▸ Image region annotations
---

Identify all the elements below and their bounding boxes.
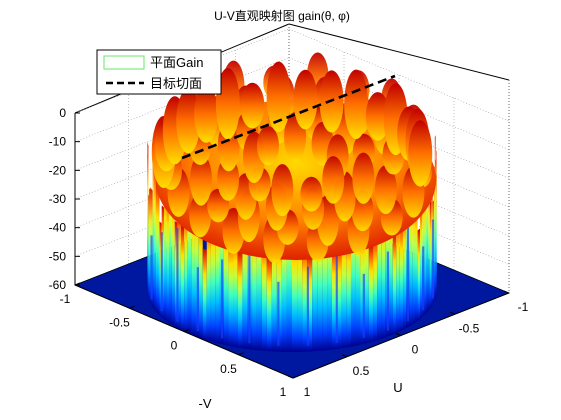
surface-wall-strip xyxy=(396,214,400,334)
surface-peak xyxy=(344,69,369,140)
surface-wall-strip xyxy=(373,232,378,342)
z-tick-label: -60 xyxy=(49,278,67,292)
surface-wall-strip xyxy=(149,187,151,303)
u-tick-label: 1 xyxy=(304,385,311,399)
surface-wall-strip xyxy=(261,236,267,352)
u-tick-label: -0.5 xyxy=(459,321,480,335)
u-tick-label: 0.5 xyxy=(353,364,370,378)
u-tick-mark xyxy=(395,333,402,336)
v-tick-mark xyxy=(74,282,81,286)
v-tick-mark xyxy=(238,352,244,356)
surface-peak xyxy=(374,165,397,215)
surface-wall-strip xyxy=(148,194,150,301)
surface-wall-strip xyxy=(233,228,238,348)
surface-wall-strip xyxy=(202,248,207,341)
v-tick-mark xyxy=(129,305,135,309)
z-tick-label: -20 xyxy=(49,163,67,177)
z-tick-label: -10 xyxy=(49,135,67,149)
surface-wall-strip xyxy=(154,159,156,312)
surface-wall-strip xyxy=(206,217,211,342)
surface-wall-strip xyxy=(155,178,158,314)
v-axis-label: -V xyxy=(199,396,212,411)
surface-wall-strip xyxy=(341,224,347,349)
surface-wall-strip xyxy=(163,177,167,321)
z-tick-label: -40 xyxy=(49,221,67,235)
surface-wall-strip xyxy=(420,197,423,320)
surface-wall-strip xyxy=(428,176,430,312)
legend-label-cut: 目标切面 xyxy=(150,76,202,91)
surface-wall-strip xyxy=(403,204,407,330)
surface-wall-strip xyxy=(166,185,170,323)
surface-wall-strip xyxy=(184,205,188,334)
surface-wall-strip xyxy=(198,210,203,339)
surface-peak xyxy=(271,164,294,217)
surface-peak xyxy=(293,69,318,130)
surface-peak xyxy=(266,61,291,133)
chart-title: U-V直观映射图 gain(θ, φ) xyxy=(214,8,350,23)
surface-wall-strip xyxy=(302,242,308,352)
surface-wall-strip xyxy=(266,255,272,352)
legend-swatch-surface xyxy=(103,55,145,70)
surface-wall-strip xyxy=(331,244,337,350)
surface-wall-strip xyxy=(434,135,436,301)
u-tick-label: -1 xyxy=(518,300,529,314)
surface-peak xyxy=(190,154,213,206)
v-tick-label: 1 xyxy=(280,385,287,399)
surface-wall-strip xyxy=(336,241,342,349)
surface-peak xyxy=(365,92,390,141)
gain-surface xyxy=(147,52,437,352)
u-tick-mark xyxy=(287,375,294,379)
legend-label-surface: 平面Gain xyxy=(150,55,203,70)
u-tick-mark xyxy=(341,354,348,358)
v-tick-mark xyxy=(183,329,190,332)
surface-peak xyxy=(215,68,240,140)
v-tick-mark xyxy=(292,375,299,379)
z-tick-label: -50 xyxy=(49,249,67,263)
surface-peak xyxy=(408,120,433,187)
target-cut-line xyxy=(181,74,396,160)
v-tick-label: 0.5 xyxy=(220,362,237,376)
surface-wall-strip xyxy=(368,243,374,343)
surface-peak xyxy=(322,156,345,204)
surface-wall-strip xyxy=(228,231,234,347)
surface-peak xyxy=(300,176,323,212)
v-tick-label: -0.5 xyxy=(109,315,130,329)
surface-wall-strip xyxy=(147,143,149,299)
surface-wall-strip xyxy=(177,208,181,330)
surface-peak xyxy=(256,125,279,166)
surface-peak xyxy=(194,85,219,143)
v-tick-label: -1 xyxy=(60,292,71,306)
legend: 平面Gain 目标切面 xyxy=(96,49,222,95)
surface-wall-strip xyxy=(346,228,351,348)
u-axis-label: U xyxy=(393,380,402,395)
surface-peak xyxy=(176,88,201,154)
u-tick-mark xyxy=(503,290,510,294)
surface-peak xyxy=(240,82,265,129)
surface-wall-strip xyxy=(429,200,432,310)
surface-wall-strip xyxy=(392,232,397,335)
z-tick-label: -30 xyxy=(49,192,67,206)
surface-wall-strip xyxy=(435,158,437,299)
surface-wall-strip xyxy=(180,225,185,332)
surface-wall-strip xyxy=(237,249,243,349)
surface-wall-strip xyxy=(414,192,418,323)
z-tick-label: 0 xyxy=(59,106,66,120)
surface-wall-strip xyxy=(152,143,155,310)
surface-wall-strip xyxy=(157,179,160,316)
v-tick-label: 0 xyxy=(171,339,178,353)
surface-wall-strip xyxy=(417,228,421,321)
surface-wall-strip xyxy=(399,217,404,332)
surface-peak xyxy=(189,193,212,238)
u-tick-mark xyxy=(449,311,456,315)
surface-peak xyxy=(352,152,375,204)
u-tick-label: 0 xyxy=(412,343,419,357)
grid-line-z xyxy=(288,28,510,122)
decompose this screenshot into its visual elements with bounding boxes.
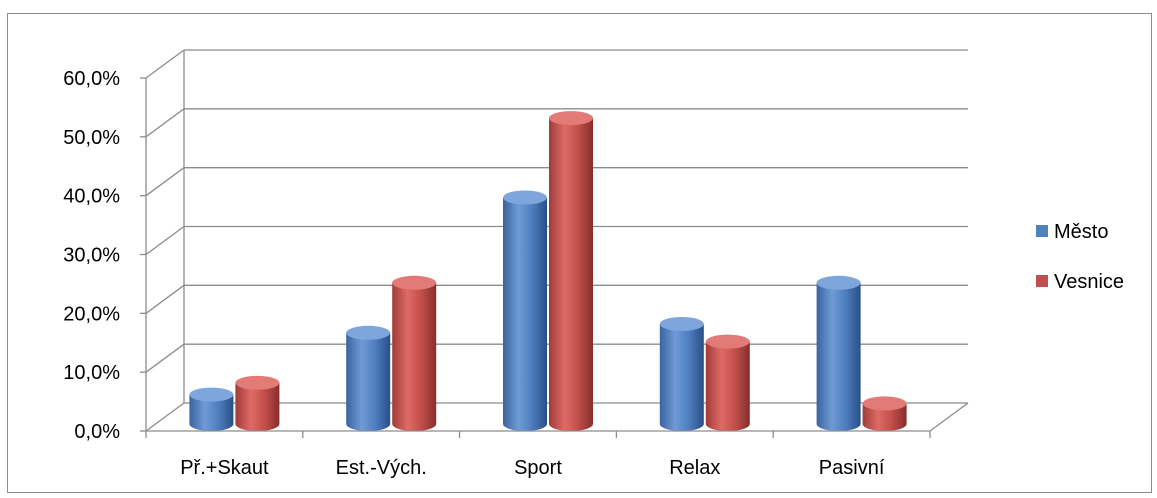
bar-body: [235, 382, 280, 431]
bar-top: [862, 396, 907, 411]
floor-edge: [929, 402, 969, 432]
y-tick-label: 0,0%: [74, 421, 120, 443]
bar-vesnice: [235, 375, 280, 431]
x-category-label: Př.+Skaut: [180, 457, 269, 479]
bar-mesto: [816, 275, 861, 431]
y-tick-label: 30,0%: [63, 245, 120, 267]
gridline-side: [145, 343, 185, 373]
bar-body: [549, 118, 593, 432]
gridline-side: [145, 284, 185, 314]
bar-vesnice: [862, 396, 907, 431]
legend-label: Město: [1054, 221, 1108, 243]
bar-top: [503, 190, 547, 205]
bar-body: [816, 282, 861, 431]
bar-body: [503, 197, 547, 431]
legend-swatch: [1036, 275, 1048, 287]
bar-top: [189, 387, 234, 402]
gridline-side: [145, 108, 185, 138]
bar-body: [862, 403, 907, 431]
bar-vesnice: [392, 275, 437, 431]
gridline-side: [145, 49, 185, 79]
x-category-label: Est.-Vých.: [336, 457, 427, 479]
bar-body: [659, 323, 704, 431]
bar-body: [189, 394, 234, 431]
bar-mesto: [189, 387, 234, 431]
bar-vesnice: [705, 334, 750, 431]
legend-label: Vesnice: [1054, 271, 1124, 293]
bar-top: [235, 375, 280, 390]
bar-top: [705, 334, 750, 349]
y-tick-label: 20,0%: [63, 303, 120, 325]
bar-body: [392, 282, 437, 431]
bar-top: [816, 275, 861, 290]
y-tick-label: 50,0%: [63, 127, 120, 149]
gridline-side: [145, 225, 185, 256]
bar-mesto: [346, 325, 391, 431]
bar-top: [549, 111, 593, 126]
bar-vesnice: [549, 111, 593, 432]
bar-top: [346, 325, 391, 340]
y-tick-label: 40,0%: [63, 186, 120, 208]
x-category-label: Sport: [514, 457, 562, 479]
bar-mesto: [659, 316, 704, 431]
bar-mesto: [503, 190, 547, 431]
gridline-side: [145, 402, 185, 432]
bar-top: [392, 275, 437, 290]
y-tick-label: 10,0%: [63, 362, 120, 384]
x-category-label: Pasivní: [819, 457, 885, 479]
y-tick-label: 60,0%: [63, 68, 120, 90]
gridline-side: [145, 167, 185, 197]
bar-body: [705, 341, 750, 431]
bar-top: [659, 316, 704, 331]
legend-swatch: [1036, 225, 1048, 237]
bar-body: [346, 332, 391, 431]
x-category-label: Relax: [669, 457, 720, 479]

---

▸ WHAT YOU HAVE TO DO
Copy out every line of the rows above as they appear, leaving out the pictures.

▸ ANSWER FOR THIS EXERCISE
Identify all the elements below and their bounding boxes.
surface-wall-strip xyxy=(396,214,400,334)
surface-peak xyxy=(344,69,369,140)
surface-wall-strip xyxy=(373,232,378,342)
z-tick-label: -60 xyxy=(49,278,67,292)
surface-wall-strip xyxy=(149,187,151,303)
u-tick-label: 1 xyxy=(304,385,311,399)
surface-wall-strip xyxy=(261,236,267,352)
u-tick-label: -0.5 xyxy=(459,321,480,335)
u-tick-label: 0.5 xyxy=(353,364,370,378)
u-tick-mark xyxy=(395,333,402,336)
v-tick-mark xyxy=(74,282,81,286)
v-tick-mark xyxy=(238,352,244,356)
surface-peak xyxy=(374,165,397,215)
surface-wall-strip xyxy=(148,194,150,301)
surface-wall-strip xyxy=(233,228,238,348)
surface-wall-strip xyxy=(202,248,207,341)
v-tick-mark xyxy=(129,305,135,309)
z-tick-label: -20 xyxy=(49,163,67,177)
z-tick-label: -10 xyxy=(49,135,67,149)
surface-wall-strip xyxy=(154,159,156,312)
surface-wall-strip xyxy=(206,217,211,342)
surface-wall-strip xyxy=(155,178,158,314)
v-axis-label: -V xyxy=(199,396,212,411)
surface-wall-strip xyxy=(341,224,347,349)
surface-wall-strip xyxy=(163,177,167,321)
z-tick-label: -40 xyxy=(49,221,67,235)
surface-wall-strip xyxy=(420,197,423,320)
surface-wall-strip xyxy=(428,176,430,312)
legend-label-cut: 目标切面 xyxy=(150,76,202,91)
surface-wall-strip xyxy=(403,204,407,330)
surface-wall-strip xyxy=(166,185,170,323)
surface-wall-strip xyxy=(184,205,188,334)
surface-wall-strip xyxy=(198,210,203,339)
surface-peak xyxy=(271,164,294,217)
surface-peak xyxy=(293,69,318,130)
surface-peak xyxy=(266,61,291,133)
chart-title: U-V直观映射图 gain(θ, φ) xyxy=(214,8,350,23)
surface-wall-strip xyxy=(302,242,308,352)
surface-wall-strip xyxy=(266,255,272,352)
legend-swatch-surface xyxy=(103,55,145,70)
surface-wall-strip xyxy=(331,244,337,350)
surface-wall-strip xyxy=(434,135,436,301)
u-tick-label: -1 xyxy=(518,300,529,314)
surface-peak xyxy=(190,154,213,206)
v-tick-label: 1 xyxy=(280,385,287,399)
surface-wall-strip xyxy=(336,241,342,349)
surface-peak xyxy=(365,92,390,141)
gain-surface xyxy=(147,52,437,352)
u-tick-mark xyxy=(287,375,294,379)
legend-label-surface: 平面Gain xyxy=(150,55,203,70)
u-tick-mark xyxy=(341,354,348,358)
v-tick-mark xyxy=(183,329,190,332)
surface-peak xyxy=(215,68,240,140)
v-tick-mark xyxy=(292,375,299,379)
z-tick-label: -50 xyxy=(49,249,67,263)
surface-peak xyxy=(408,120,433,187)
target-cut-line xyxy=(181,74,396,160)
v-tick-label: 0.5 xyxy=(220,362,237,376)
surface-wall-strip xyxy=(368,243,374,343)
surface-peak xyxy=(322,156,345,204)
surface-wall-strip xyxy=(228,231,234,347)
surface-peak xyxy=(300,176,323,212)
v-tick-label: -0.5 xyxy=(109,315,130,329)
surface-wall-strip xyxy=(147,143,149,299)
surface-wall-strip xyxy=(177,208,181,330)
surface-peak xyxy=(256,125,279,166)
surface-peak xyxy=(194,85,219,143)
v-tick-label: -1 xyxy=(60,292,71,306)
legend: 平面Gain 目标切面 xyxy=(96,49,222,95)
surface-wall-strip xyxy=(346,228,351,348)
u-axis-label: U xyxy=(393,380,402,395)
surface-peak xyxy=(176,88,201,154)
u-tick-mark xyxy=(503,290,510,294)
surface-peak xyxy=(240,82,265,129)
surface-wall-strip xyxy=(429,200,432,310)
surface-wall-strip xyxy=(392,232,397,335)
z-tick-label: -30 xyxy=(49,192,67,206)
surface-wall-strip xyxy=(435,158,437,299)
surface-wall-strip xyxy=(180,225,185,332)
surface-wall-strip xyxy=(237,249,243,349)
surface-wall-strip xyxy=(414,192,418,323)
z-tick-label: 0 xyxy=(59,106,66,120)
surface-wall-strip xyxy=(152,143,155,310)
surface-wall-strip xyxy=(157,179,160,316)
v-tick-label: 0 xyxy=(171,339,178,353)
surface-wall-strip xyxy=(417,228,421,321)
surface-wall-strip xyxy=(399,217,404,332)
surface-peak xyxy=(189,193,212,238)
u-tick-mark xyxy=(449,311,456,315)
surface-peak xyxy=(352,152,375,204)
u-tick-label: 0 xyxy=(412,343,419,357)
grid-line-z xyxy=(288,28,510,122)
decompose this screenshot into its visual elements with bounding boxes.
bar-body: [235, 382, 280, 431]
bar-top: [862, 396, 907, 411]
floor-edge: [929, 402, 969, 432]
y-tick-label: 0,0%: [74, 421, 120, 443]
bar-vesnice: [235, 375, 280, 431]
x-category-label: Př.+Skaut: [180, 457, 269, 479]
bar-mesto: [816, 275, 861, 431]
y-tick-label: 30,0%: [63, 245, 120, 267]
gridline-side: [145, 343, 185, 373]
bar-body: [549, 118, 593, 432]
gridline-side: [145, 284, 185, 314]
bar-vesnice: [862, 396, 907, 431]
legend-label: Město: [1054, 221, 1108, 243]
bar-top: [503, 190, 547, 205]
bar-body: [816, 282, 861, 431]
bar-body: [503, 197, 547, 431]
legend-swatch: [1036, 275, 1048, 287]
bar-top: [189, 387, 234, 402]
gridline-side: [145, 108, 185, 138]
bar-body: [862, 403, 907, 431]
bar-vesnice: [392, 275, 437, 431]
gridline-side: [145, 49, 185, 79]
x-category-label: Est.-Vých.: [336, 457, 427, 479]
bar-body: [659, 323, 704, 431]
bar-body: [189, 394, 234, 431]
bar-mesto: [189, 387, 234, 431]
bar-vesnice: [705, 334, 750, 431]
legend-label: Vesnice: [1054, 271, 1124, 293]
bar-top: [235, 375, 280, 390]
bar-top: [705, 334, 750, 349]
y-tick-label: 20,0%: [63, 303, 120, 325]
bar-body: [392, 282, 437, 431]
bar-top: [816, 275, 861, 290]
y-tick-label: 50,0%: [63, 127, 120, 149]
gridline-side: [145, 225, 185, 256]
bar-mesto: [346, 325, 391, 431]
bar-top: [549, 111, 593, 126]
bar-vesnice: [549, 111, 593, 432]
bar-top: [346, 325, 391, 340]
y-tick-label: 40,0%: [63, 186, 120, 208]
x-category-label: Sport: [514, 457, 562, 479]
bar-mesto: [659, 316, 704, 431]
bar-mesto: [503, 190, 547, 431]
gridline-side: [145, 402, 185, 432]
bar-top: [392, 275, 437, 290]
y-tick-label: 10,0%: [63, 362, 120, 384]
x-category-label: Pasivní: [819, 457, 885, 479]
y-tick-label: 60,0%: [63, 68, 120, 90]
gridline-side: [145, 167, 185, 197]
bar-body: [705, 341, 750, 431]
bar-top: [659, 316, 704, 331]
legend-swatch: [1036, 225, 1048, 237]
bar-body: [346, 332, 391, 431]
x-category-label: Relax: [669, 457, 720, 479]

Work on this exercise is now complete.